| ПРИВЕДЁННЫЙ ТЕКСТ |
Также упоминаются такие свойства, как способность обрести чудесный слух, "выходящий за пределы человеческого", божественное знание и т. д. Рассуждая о плодах отшельничества, в качестве убеждения используются описания радостных душевных состояний, например: "…монах обливает, заливает, переполняет, пропитывает это тело счастьем, свободным от радости [чувственных утех – Ю. К ], и не остается во всем теле ничего, что не было бы пропитано счастьем, свободным от радости… Он сидит, пропитав это тело чистым, совершенным разумом, и не остается во всем теле ничего, что не было бы пропитано чистым, совершенным разумом.".

Если приобретение сверхъестественных способностей считалось по силам только монахам, то применительно к мирянам, следующим наставлениям Будды, говорилось о 18 достоинствах: "Все те…кто поистине следует чистым обетам обретают восемнадцать достоинств. Они таковы: поведение их совершенно чисто; их делание весьма полно; они надежно защищены от телесных и словесных {проступков}; поведение их ума вполне чисто; их страхи успокаиваются; оглядка на самость в них пропадает; у них не случается злобных вспышек; они постоянны в доброте; у них правильный взгляд на пищу; они внушают всем живым существам уважение; они знают меру в еде; преданы бодрствованию; не имеют пристанища; живут там, где им нравится; отвращаются от греха; склонны к уединению и никогда не беспечны." [32: с. 320].

| ЦЕЛЬ УПРАЖНЕНИЯ |
Определите, пожалуйста, соответствует ли каждое утверждение тексту выше, и подтвердите ответ «да» или «нет» точной цитатой из него.
1. Приобретение сверхъестественных способностей считалось по силам только монахам.
2. Мирянам, следующим наставлениям Будды, приписывалось двенадцать достоинств.
3. Среди достоинств мирян названа склонность к уединению.

| НАБОР ДАННЫХ |
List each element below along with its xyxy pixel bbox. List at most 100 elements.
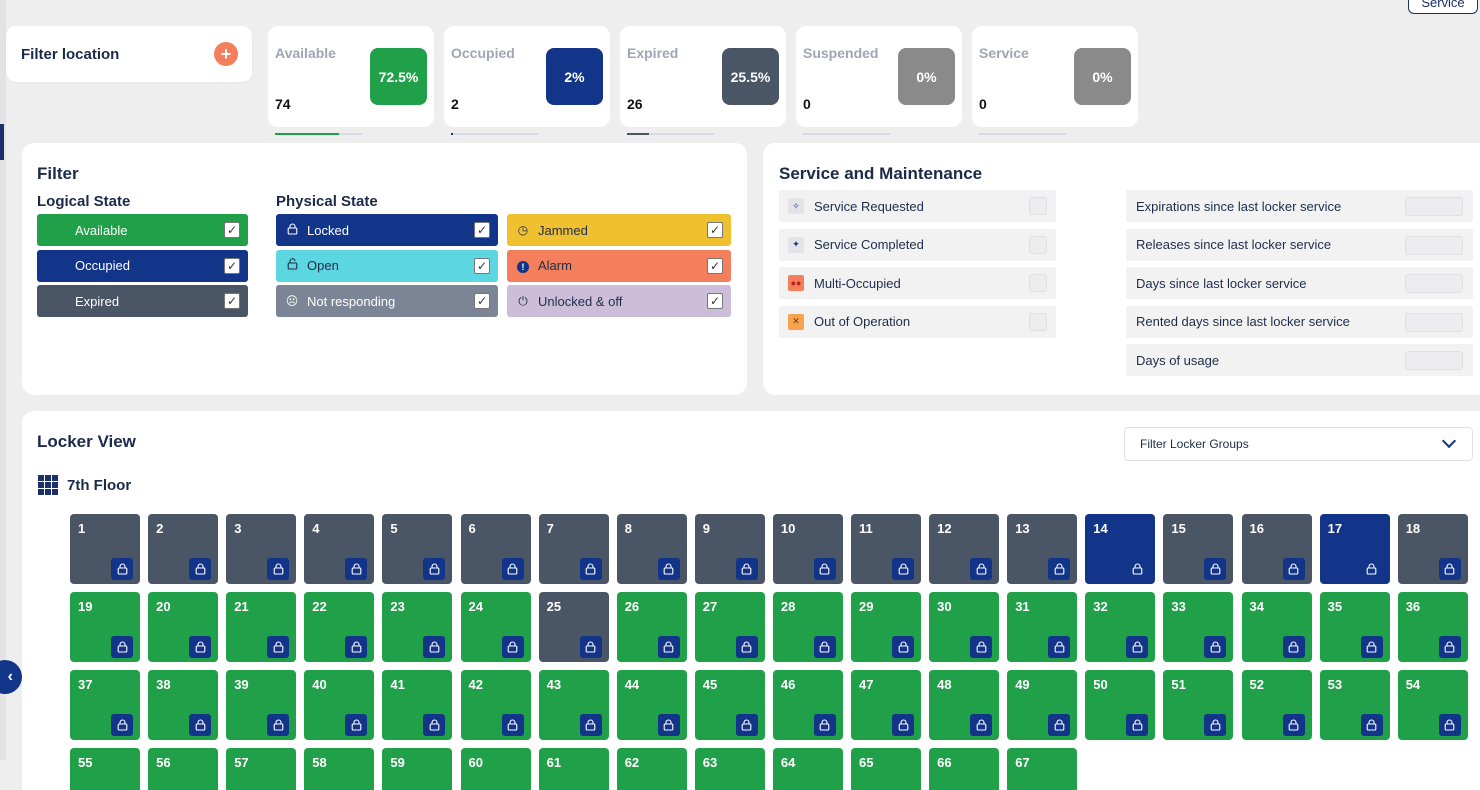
locker-tile[interactable]: 4	[304, 514, 375, 584]
filter-checkbox[interactable]: ✓	[707, 293, 723, 309]
physical-filter-not-responding[interactable]: ☹ Not responding ✓	[276, 285, 498, 317]
collapse-sidebar-button[interactable]: ‹	[0, 660, 22, 694]
locker-tile[interactable]: 55	[70, 748, 140, 790]
filter-checkbox[interactable]: ✓	[707, 257, 723, 274]
locker-tile[interactable]: 34	[1241, 592, 1312, 662]
locker-tile[interactable]: 27	[694, 592, 765, 662]
locker-tile[interactable]: 39	[226, 670, 297, 740]
stat-card-service[interactable]: Service 0 0%	[972, 26, 1138, 135]
locker-tile[interactable]: 54	[1397, 670, 1468, 740]
filter-locker-groups-select[interactable]: Filter Locker Groups	[1124, 427, 1473, 461]
service-metric-input[interactable]	[1405, 274, 1463, 293]
service-filter-checkbox[interactable]	[1029, 274, 1047, 292]
locker-tile[interactable]: 58	[304, 748, 375, 790]
locker-tile[interactable]: 35	[1319, 592, 1390, 662]
locker-tile[interactable]: 53	[1319, 670, 1390, 740]
locker-tile[interactable]: 3	[226, 514, 297, 584]
service-metric-input[interactable]	[1405, 351, 1463, 370]
stat-card-suspended[interactable]: Suspended 0 0%	[796, 26, 962, 135]
locker-tile[interactable]: 9	[694, 514, 765, 584]
service-filter-multi-occupied[interactable]: ●● Multi-Occupied	[779, 267, 1056, 299]
locker-tile[interactable]: 22	[304, 592, 375, 662]
physical-filter-jammed[interactable]: ◷ Jammed ✓	[507, 214, 731, 246]
locker-tile[interactable]: 33	[1163, 592, 1234, 662]
locker-tile[interactable]: 65	[851, 748, 921, 790]
locker-tile[interactable]: 42	[460, 670, 531, 740]
logical-filter-expired[interactable]: Expired ✓	[37, 285, 248, 317]
locker-tile[interactable]: 24	[460, 592, 531, 662]
locker-tile[interactable]: 59	[382, 748, 453, 790]
filter-checkbox[interactable]: ✓	[474, 222, 490, 238]
locker-tile[interactable]: 61	[538, 748, 609, 790]
locker-tile[interactable]: 31	[1007, 592, 1078, 662]
plus-icon[interactable]: +	[214, 42, 238, 66]
service-metric-input[interactable]	[1405, 312, 1463, 332]
physical-filter-unlocked-off[interactable]: ⏻ Unlocked & off ✓	[507, 285, 731, 317]
locker-tile[interactable]: 1	[70, 514, 140, 584]
service-filter-service-requested[interactable]: ✧ Service Requested	[779, 190, 1056, 222]
filter-location-card[interactable]: Filter location +	[6, 26, 252, 82]
locker-tile[interactable]: 38	[148, 670, 219, 740]
locker-tile[interactable]: 62	[616, 748, 687, 790]
stat-card-expired[interactable]: Expired 26 25.5%	[620, 26, 786, 135]
locker-tile[interactable]: 48	[929, 670, 1000, 740]
physical-filter-open[interactable]: Open ✓	[276, 249, 498, 282]
locker-tile[interactable]: 23	[382, 592, 453, 662]
locker-tile[interactable]: 2	[148, 514, 219, 584]
filter-checkbox[interactable]: ✓	[474, 257, 490, 274]
locker-tile[interactable]: 57	[226, 748, 297, 790]
locker-tile[interactable]: 51	[1163, 670, 1234, 740]
locker-tile[interactable]: 60	[460, 748, 531, 790]
physical-filter-alarm[interactable]: ! Alarm ✓	[507, 249, 731, 282]
filter-checkbox[interactable]: ✓	[707, 222, 723, 238]
locker-tile[interactable]: 10	[772, 514, 843, 584]
locker-tile[interactable]: 11	[851, 514, 921, 584]
locker-tile[interactable]: 8	[616, 514, 687, 584]
locker-tile[interactable]: 63	[694, 748, 765, 790]
locker-tile[interactable]: 26	[616, 592, 687, 662]
locker-tile[interactable]: 19	[70, 592, 140, 662]
filter-checkbox[interactable]: ✓	[224, 257, 240, 274]
service-metric-input[interactable]	[1405, 235, 1463, 255]
locker-tile[interactable]: 50	[1085, 670, 1156, 740]
locker-tile[interactable]: 32	[1085, 592, 1156, 662]
logical-filter-occupied[interactable]: Occupied ✓	[37, 249, 248, 282]
locker-tile[interactable]: 49	[1007, 670, 1078, 740]
physical-filter-locked[interactable]: Locked ✓	[276, 214, 498, 246]
service-metric-input[interactable]	[1405, 197, 1463, 216]
locker-tile[interactable]: 30	[929, 592, 1000, 662]
locker-tile[interactable]: 37	[70, 670, 140, 740]
locker-tile[interactable]: 47	[851, 670, 921, 740]
filter-checkbox[interactable]: ✓	[224, 293, 240, 309]
service-button[interactable]: Service	[1408, 0, 1478, 14]
locker-tile[interactable]: 41	[382, 670, 453, 740]
locker-tile[interactable]: 36	[1397, 592, 1468, 662]
locker-tile[interactable]: 67	[1007, 748, 1078, 790]
locker-tile[interactable]: 20	[148, 592, 219, 662]
logical-filter-available[interactable]: Available ✓	[37, 214, 248, 246]
service-filter-service-completed[interactable]: ✦ Service Completed	[779, 228, 1056, 261]
locker-tile[interactable]: 64	[772, 748, 843, 790]
filter-checkbox[interactable]: ✓	[224, 222, 240, 238]
service-filter-checkbox[interactable]	[1029, 235, 1047, 254]
locker-tile[interactable]: 28	[772, 592, 843, 662]
locker-tile[interactable]: 52	[1241, 670, 1312, 740]
locker-tile[interactable]: 5	[382, 514, 453, 584]
locker-tile[interactable]: 21	[226, 592, 297, 662]
locker-tile[interactable]: 17	[1319, 514, 1390, 584]
locker-tile[interactable]: 7	[538, 514, 609, 584]
locker-tile[interactable]: 14	[1085, 514, 1156, 584]
locker-tile[interactable]: 13	[1007, 514, 1078, 584]
filter-checkbox[interactable]: ✓	[474, 293, 490, 309]
locker-tile[interactable]: 6	[460, 514, 531, 584]
service-filter-checkbox[interactable]	[1029, 312, 1047, 331]
locker-tile[interactable]: 56	[148, 748, 219, 790]
locker-tile[interactable]: 16	[1241, 514, 1312, 584]
locker-tile[interactable]: 25	[538, 592, 609, 662]
locker-tile[interactable]: 66	[929, 748, 1000, 790]
stat-card-available[interactable]: Available 74 72.5%	[268, 26, 434, 135]
service-filter-checkbox[interactable]	[1029, 197, 1047, 215]
locker-tile[interactable]: 40	[304, 670, 375, 740]
locker-tile[interactable]: 45	[694, 670, 765, 740]
locker-tile[interactable]: 44	[616, 670, 687, 740]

| РЕШЕНИЕ ЗАДАЧИ |
1. Да: «приобретение сверхъестественных способностей считалось по силам только монахам».
2. Нет: «говорилось о 18 достоинствах».
3. Да: «склонны к уединению».